◆ **Challenge**: Set down each record below precisely, skipping the pictures.

"""

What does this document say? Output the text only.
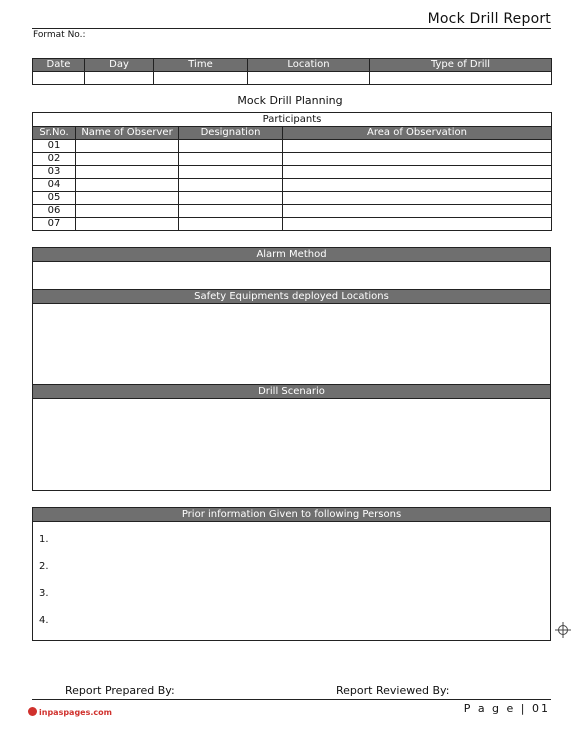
Mock Drill Report
Format No.:
Date	Day	Time	Location	Type of Drill

Mock Drill Planning
Participants			
Sr.No.	Name of Observer	Designation	Area of Observation
01			
02			
03			
04			
05			
06			
07			
Alarm Method
Safety Equipments deployed Locations
Drill Scenario
Prior information Given to following Persons
1.
2.
3.
4.
Report Prepared By:	Report Reviewed By:
inpaspages.com	P a g e | 01
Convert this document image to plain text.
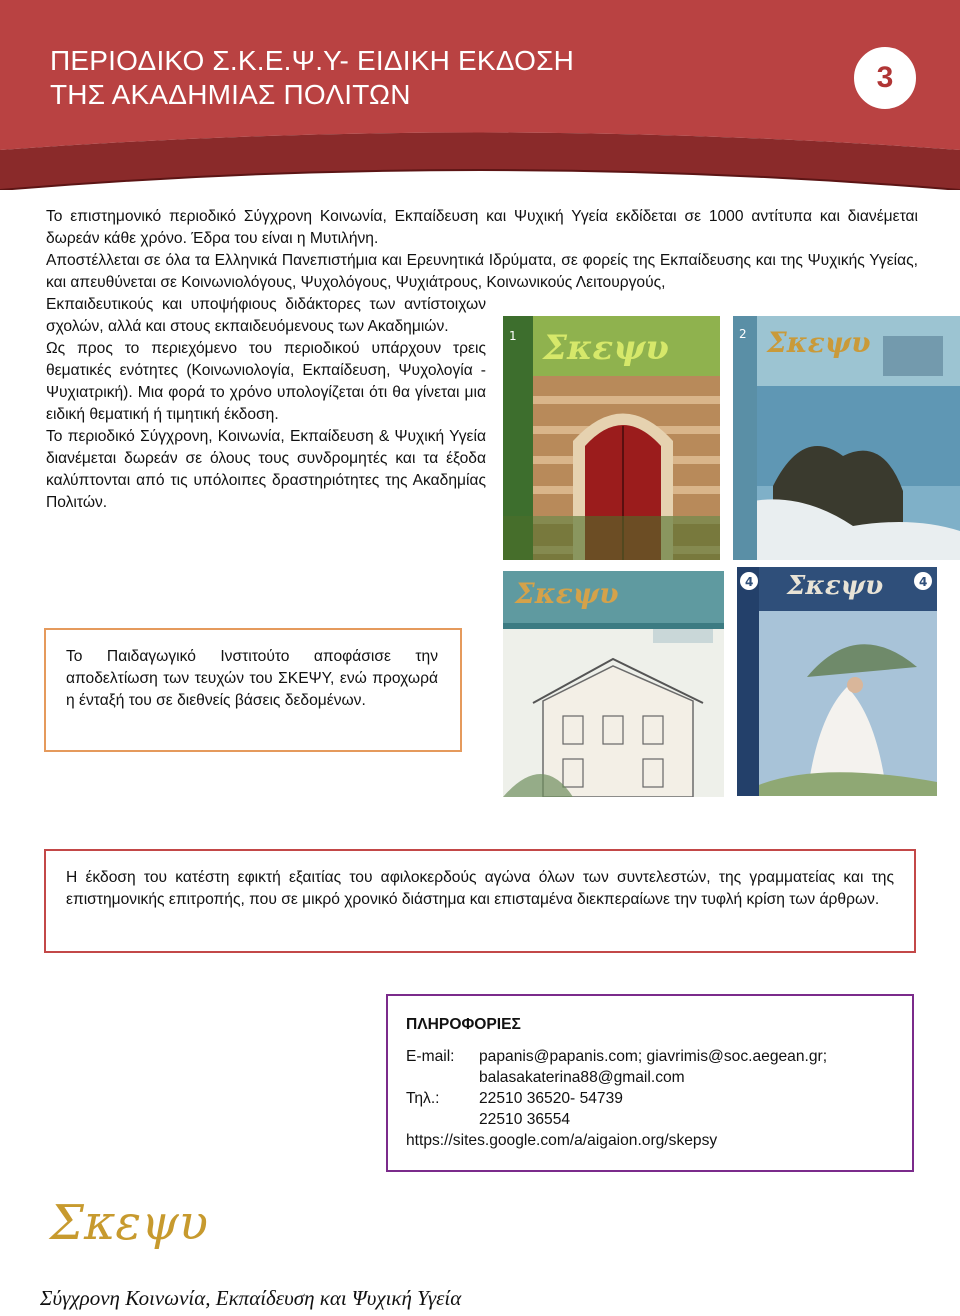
ΠΕΡΙΟΔΙΚΟ Σ.Κ.Ε.Ψ.Υ- ΕΙΔΙΚΗ ΕΚΔΟΣΗ
ΤΗΣ ΑΚΑΔΗΜΙΑΣ ΠΟΛΙΤΩΝ
3
Το επιστημονικό περιοδικό Σύγχρονη Κοινωνία, Εκπαίδευση και Ψυχική Υγεία εκδίδεται σε 1000 αντίτυπα και διανέμεται δωρεάν κάθε χρόνο. Έδρα του είναι η Μυτιλήνη.
Αποστέλλεται σε όλα τα Ελληνικά Πανεπιστήμια και Ερευνητικά Ιδρύματα, σε φορείς της Εκπαίδευσης και της Ψυχικής Υγείας, και απευθύνεται σε Κοινωνιολόγους, Ψυχολόγους, Ψυχιάτρους, Κοινωνικούς Λειτουργούς,

Εκπαιδευτικούς και υποψήφιους διδάκτορες των αντίστοιχων σχολών, αλλά και στους εκπαιδευόμενους των Ακαδημιών.

Ως προς το περιεχόμενο του περιοδικού υπάρχουν τρεις θεματικές ενότητες (Κοινωνιολογία, Εκπαίδευση, Ψυχολογία - Ψυχιατρική). Μια φορά το χρόνο υπολογίζεται ότι θα γίνεται μια ειδική θεματική ή τιμητική έκδοση.

Το περιοδικό Σύγχρονη, Κοινωνία, Εκπαίδευση & Ψυχική Υγεία διανέμεται δωρεάν σε όλους τους συνδρομητές και τα έξοδα καλύπτονται από τις υπόλοιπες δραστηριότητες της Ακαδημίας Πολιτών.

1 Σκεψυ	2 Σκεψυ
Σκεψυ	4	4
Σκεψυ

Το Παιδαγωγικό Ινστιτούτο αποφάσισε την αποδελτίωση των τευχών του ΣΚΕΨΥ, ενώ προχωρά η ένταξή του σε διεθνείς βάσεις δεδομένων.

Η έκδοση του κατέστη εφικτή εξαιτίας του αφιλοκερδούς αγώνα όλων των συντελεστών, της γραμματείας και της επιστημονικής επιτροπής, που σε μικρό χρονικό διάστημα και επισταμένα διεκπεραίωνε την τυφλή κρίση των άρθρων.

ΠΛΗΡΟΦΟΡΙΕΣ
E-mail: papanis@papanis.com; giavrimis@soc.aegean.gr;
balasakaterina88@gmail.com
Τηλ.:	22510 36520- 54739
22510 36554
https://sites.google.com/a/aigaion.org/skepsy
Σκεψυ
Σύγχρονη Κοινωνία, Εκπαίδευση και Ψυχική Υγεία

"""

◆ **Task solution**:
What does this document say? Output the text only.
Mock Drill Report
Format No.:
Date	Day	Time	Location	Type of Drill

Mock Drill Planning
Participants			
Sr.No.	Name of Observer	Designation	Area of Observation
01			
02			
03			
04			
05			
06			
07			
Alarm Method
Safety Equipments deployed Locations
Drill Scenario
Prior information Given to following Persons
1.
2.
3.
4.
Report Prepared By:	Report Reviewed By:
inpaspages.com	P a g e | 01
Convert this document image to plain text.
ΠΕΡΙΟΔΙΚΟ Σ.Κ.Ε.Ψ.Υ- ΕΙΔΙΚΗ ΕΚΔΟΣΗ
ΤΗΣ ΑΚΑΔΗΜΙΑΣ ΠΟΛΙΤΩΝ
3
Το επιστημονικό περιοδικό Σύγχρονη Κοινωνία, Εκπαίδευση και Ψυχική Υγεία εκδίδεται σε 1000 αντίτυπα και διανέμεται δωρεάν κάθε χρόνο. Έδρα του είναι η Μυτιλήνη.
Αποστέλλεται σε όλα τα Ελληνικά Πανεπιστήμια και Ερευνητικά Ιδρύματα, σε φορείς της Εκπαίδευσης και της Ψυχικής Υγείας, και απευθύνεται σε Κοινωνιολόγους, Ψυχολόγους, Ψυχιάτρους, Κοινωνικούς Λειτουργούς,

Εκπαιδευτικούς και υποψήφιους διδάκτορες των αντίστοιχων σχολών, αλλά και στους εκπαιδευόμενους των Ακαδημιών.

Ως προς το περιεχόμενο του περιοδικού υπάρχουν τρεις θεματικές ενότητες (Κοινωνιολογία, Εκπαίδευση, Ψυχολογία - Ψυχιατρική). Μια φορά το χρόνο υπολογίζεται ότι θα γίνεται μια ειδική θεματική ή τιμητική έκδοση.

Το περιοδικό Σύγχρονη, Κοινωνία, Εκπαίδευση & Ψυχική Υγεία διανέμεται δωρεάν σε όλους τους συνδρομητές και τα έξοδα καλύπτονται από τις υπόλοιπες δραστηριότητες της Ακαδημίας Πολιτών.

1 Σκεψυ	2 Σκεψυ
Σκεψυ	4	4
Σκεψυ

Το Παιδαγωγικό Ινστιτούτο αποφάσισε την αποδελτίωση των τευχών του ΣΚΕΨΥ, ενώ προχωρά η ένταξή του σε διεθνείς βάσεις δεδομένων.

Η έκδοση του κατέστη εφικτή εξαιτίας του αφιλοκερδούς αγώνα όλων των συντελεστών, της γραμματείας και της επιστημονικής επιτροπής, που σε μικρό χρονικό διάστημα και επισταμένα διεκπεραίωνε την τυφλή κρίση των άρθρων.

ΠΛΗΡΟΦΟΡΙΕΣ
E-mail: papanis@papanis.com; giavrimis@soc.aegean.gr;
balasakaterina88@gmail.com
Τηλ.:	22510 36520- 54739
22510 36554
https://sites.google.com/a/aigaion.org/skepsy
Σκεψυ
Σύγχρονη Κοινωνία, Εκπαίδευση και Ψυχική Υγεία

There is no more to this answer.